Problem
Copy out each line of the data holding "value".

Provided entries
· · · ·
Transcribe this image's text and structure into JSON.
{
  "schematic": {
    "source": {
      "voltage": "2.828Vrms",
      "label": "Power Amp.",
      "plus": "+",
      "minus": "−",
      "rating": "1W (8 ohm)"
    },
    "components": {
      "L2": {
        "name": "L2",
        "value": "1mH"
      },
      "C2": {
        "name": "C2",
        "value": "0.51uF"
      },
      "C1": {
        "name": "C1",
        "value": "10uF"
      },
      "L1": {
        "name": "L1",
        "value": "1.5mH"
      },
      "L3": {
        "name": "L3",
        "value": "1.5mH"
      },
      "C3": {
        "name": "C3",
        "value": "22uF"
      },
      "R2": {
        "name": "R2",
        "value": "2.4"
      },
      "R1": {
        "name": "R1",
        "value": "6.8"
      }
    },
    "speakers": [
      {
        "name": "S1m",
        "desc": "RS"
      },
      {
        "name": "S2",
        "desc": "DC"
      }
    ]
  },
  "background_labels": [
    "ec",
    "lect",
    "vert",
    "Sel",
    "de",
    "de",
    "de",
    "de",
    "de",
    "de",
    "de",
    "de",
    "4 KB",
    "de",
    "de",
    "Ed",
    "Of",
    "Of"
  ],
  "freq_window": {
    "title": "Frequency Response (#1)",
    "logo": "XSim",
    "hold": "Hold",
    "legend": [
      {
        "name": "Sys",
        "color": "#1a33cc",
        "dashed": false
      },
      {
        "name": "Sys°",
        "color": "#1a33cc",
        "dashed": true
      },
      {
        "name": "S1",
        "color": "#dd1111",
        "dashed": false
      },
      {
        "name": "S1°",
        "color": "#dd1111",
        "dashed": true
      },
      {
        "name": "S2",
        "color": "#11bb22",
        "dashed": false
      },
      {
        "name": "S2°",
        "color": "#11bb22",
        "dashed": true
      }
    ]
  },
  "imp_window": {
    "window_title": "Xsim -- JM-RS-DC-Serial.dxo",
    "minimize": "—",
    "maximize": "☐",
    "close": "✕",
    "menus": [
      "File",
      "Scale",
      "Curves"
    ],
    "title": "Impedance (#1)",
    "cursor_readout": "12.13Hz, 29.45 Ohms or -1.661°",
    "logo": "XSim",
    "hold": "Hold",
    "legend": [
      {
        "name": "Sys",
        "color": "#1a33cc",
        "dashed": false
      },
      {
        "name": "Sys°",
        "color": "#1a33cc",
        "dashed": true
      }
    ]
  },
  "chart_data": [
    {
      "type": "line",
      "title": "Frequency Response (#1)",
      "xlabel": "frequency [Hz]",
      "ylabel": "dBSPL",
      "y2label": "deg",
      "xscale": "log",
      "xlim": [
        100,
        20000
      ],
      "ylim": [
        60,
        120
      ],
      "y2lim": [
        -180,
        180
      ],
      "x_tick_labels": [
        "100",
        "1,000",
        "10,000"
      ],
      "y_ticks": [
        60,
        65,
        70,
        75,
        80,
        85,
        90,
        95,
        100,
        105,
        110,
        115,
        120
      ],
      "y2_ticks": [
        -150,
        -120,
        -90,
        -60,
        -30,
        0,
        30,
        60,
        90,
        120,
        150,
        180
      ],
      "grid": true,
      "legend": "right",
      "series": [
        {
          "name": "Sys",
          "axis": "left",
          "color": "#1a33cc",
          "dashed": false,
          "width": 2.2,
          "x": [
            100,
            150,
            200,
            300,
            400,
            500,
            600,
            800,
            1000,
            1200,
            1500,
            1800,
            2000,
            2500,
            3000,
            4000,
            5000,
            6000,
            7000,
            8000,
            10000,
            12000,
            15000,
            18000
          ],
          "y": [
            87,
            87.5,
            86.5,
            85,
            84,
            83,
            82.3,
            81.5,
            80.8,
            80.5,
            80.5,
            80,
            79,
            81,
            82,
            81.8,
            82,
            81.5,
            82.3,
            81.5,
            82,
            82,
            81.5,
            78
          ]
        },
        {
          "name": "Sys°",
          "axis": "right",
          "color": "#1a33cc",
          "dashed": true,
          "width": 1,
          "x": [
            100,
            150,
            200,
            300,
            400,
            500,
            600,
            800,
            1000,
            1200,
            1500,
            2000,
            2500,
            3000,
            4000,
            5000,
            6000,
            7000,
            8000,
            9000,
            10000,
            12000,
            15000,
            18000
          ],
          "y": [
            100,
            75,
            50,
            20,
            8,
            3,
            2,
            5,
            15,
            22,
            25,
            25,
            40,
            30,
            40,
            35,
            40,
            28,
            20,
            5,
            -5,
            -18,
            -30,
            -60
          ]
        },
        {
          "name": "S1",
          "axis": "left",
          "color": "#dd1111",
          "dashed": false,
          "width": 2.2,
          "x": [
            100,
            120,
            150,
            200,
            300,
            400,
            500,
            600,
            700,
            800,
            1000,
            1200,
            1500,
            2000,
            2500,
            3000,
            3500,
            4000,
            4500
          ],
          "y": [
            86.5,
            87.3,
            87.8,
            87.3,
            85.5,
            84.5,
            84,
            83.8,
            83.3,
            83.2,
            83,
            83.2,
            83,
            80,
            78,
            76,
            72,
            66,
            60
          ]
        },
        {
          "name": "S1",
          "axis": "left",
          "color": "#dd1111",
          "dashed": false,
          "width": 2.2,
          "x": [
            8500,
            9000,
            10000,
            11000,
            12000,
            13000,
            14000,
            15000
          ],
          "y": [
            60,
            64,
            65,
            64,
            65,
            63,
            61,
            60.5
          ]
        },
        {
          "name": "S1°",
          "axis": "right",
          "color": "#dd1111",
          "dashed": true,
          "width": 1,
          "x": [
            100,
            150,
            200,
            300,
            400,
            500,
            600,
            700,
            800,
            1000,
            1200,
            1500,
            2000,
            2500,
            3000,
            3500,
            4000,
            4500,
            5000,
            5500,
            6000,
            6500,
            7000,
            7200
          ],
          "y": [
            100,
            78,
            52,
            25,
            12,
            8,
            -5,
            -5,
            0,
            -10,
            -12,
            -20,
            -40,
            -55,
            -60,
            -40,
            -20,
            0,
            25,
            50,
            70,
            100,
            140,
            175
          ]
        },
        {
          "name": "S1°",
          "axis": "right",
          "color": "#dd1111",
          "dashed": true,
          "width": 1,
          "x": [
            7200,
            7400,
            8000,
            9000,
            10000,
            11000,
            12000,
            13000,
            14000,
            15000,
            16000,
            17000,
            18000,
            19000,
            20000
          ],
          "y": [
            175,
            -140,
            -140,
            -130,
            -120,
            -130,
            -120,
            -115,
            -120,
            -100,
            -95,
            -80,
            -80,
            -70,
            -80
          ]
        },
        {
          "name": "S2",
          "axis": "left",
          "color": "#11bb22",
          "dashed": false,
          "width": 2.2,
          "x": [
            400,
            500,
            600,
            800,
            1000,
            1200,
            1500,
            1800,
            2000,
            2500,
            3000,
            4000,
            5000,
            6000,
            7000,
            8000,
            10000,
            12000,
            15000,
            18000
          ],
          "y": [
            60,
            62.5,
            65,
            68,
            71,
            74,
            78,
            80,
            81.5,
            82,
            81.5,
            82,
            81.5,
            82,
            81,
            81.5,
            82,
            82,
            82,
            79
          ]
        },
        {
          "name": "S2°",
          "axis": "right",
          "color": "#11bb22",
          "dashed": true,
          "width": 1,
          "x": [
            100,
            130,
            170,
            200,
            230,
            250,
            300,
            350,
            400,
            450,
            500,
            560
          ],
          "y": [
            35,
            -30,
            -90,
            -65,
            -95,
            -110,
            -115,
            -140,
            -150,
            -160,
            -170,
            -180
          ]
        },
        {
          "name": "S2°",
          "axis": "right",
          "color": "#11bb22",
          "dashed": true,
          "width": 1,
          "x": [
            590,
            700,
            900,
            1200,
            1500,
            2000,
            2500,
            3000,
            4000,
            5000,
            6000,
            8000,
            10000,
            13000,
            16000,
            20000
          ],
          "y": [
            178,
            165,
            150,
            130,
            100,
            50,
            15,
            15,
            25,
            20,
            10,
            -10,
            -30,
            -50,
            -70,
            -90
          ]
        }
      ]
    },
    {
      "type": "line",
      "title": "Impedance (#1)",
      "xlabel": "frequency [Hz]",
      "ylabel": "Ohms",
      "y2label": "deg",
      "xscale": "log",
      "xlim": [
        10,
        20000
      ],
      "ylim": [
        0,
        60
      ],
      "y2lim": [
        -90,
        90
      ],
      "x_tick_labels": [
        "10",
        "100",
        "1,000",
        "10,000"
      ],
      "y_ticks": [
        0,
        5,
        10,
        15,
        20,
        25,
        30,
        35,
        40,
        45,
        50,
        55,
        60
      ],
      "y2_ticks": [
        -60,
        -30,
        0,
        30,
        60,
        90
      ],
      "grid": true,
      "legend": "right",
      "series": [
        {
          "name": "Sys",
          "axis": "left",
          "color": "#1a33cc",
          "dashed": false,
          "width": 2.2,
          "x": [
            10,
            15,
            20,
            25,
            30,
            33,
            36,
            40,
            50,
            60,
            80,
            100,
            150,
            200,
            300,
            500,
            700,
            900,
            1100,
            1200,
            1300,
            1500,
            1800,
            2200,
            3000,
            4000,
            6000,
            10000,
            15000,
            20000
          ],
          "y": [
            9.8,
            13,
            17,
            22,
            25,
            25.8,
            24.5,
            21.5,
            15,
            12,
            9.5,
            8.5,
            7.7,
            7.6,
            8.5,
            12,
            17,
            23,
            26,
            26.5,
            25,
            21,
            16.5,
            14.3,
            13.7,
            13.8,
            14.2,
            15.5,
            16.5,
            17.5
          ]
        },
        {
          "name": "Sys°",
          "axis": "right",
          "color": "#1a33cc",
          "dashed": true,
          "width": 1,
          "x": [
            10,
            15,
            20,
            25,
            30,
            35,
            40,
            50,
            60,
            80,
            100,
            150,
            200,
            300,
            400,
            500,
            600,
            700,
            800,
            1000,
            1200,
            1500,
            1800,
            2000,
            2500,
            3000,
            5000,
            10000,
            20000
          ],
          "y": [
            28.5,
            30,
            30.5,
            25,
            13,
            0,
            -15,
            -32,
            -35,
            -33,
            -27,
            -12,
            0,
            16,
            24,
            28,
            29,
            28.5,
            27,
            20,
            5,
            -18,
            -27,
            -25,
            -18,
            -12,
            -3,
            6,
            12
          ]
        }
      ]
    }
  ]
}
· · · ·
Answer in full
        "value": "1mH"
        "value": "0.51uF"
        "value": "10uF"
        "value": "1.5mH"
        "value": "1.5mH"
        "value": "22uF"
        "value": "2.4"
        "value": "6.8"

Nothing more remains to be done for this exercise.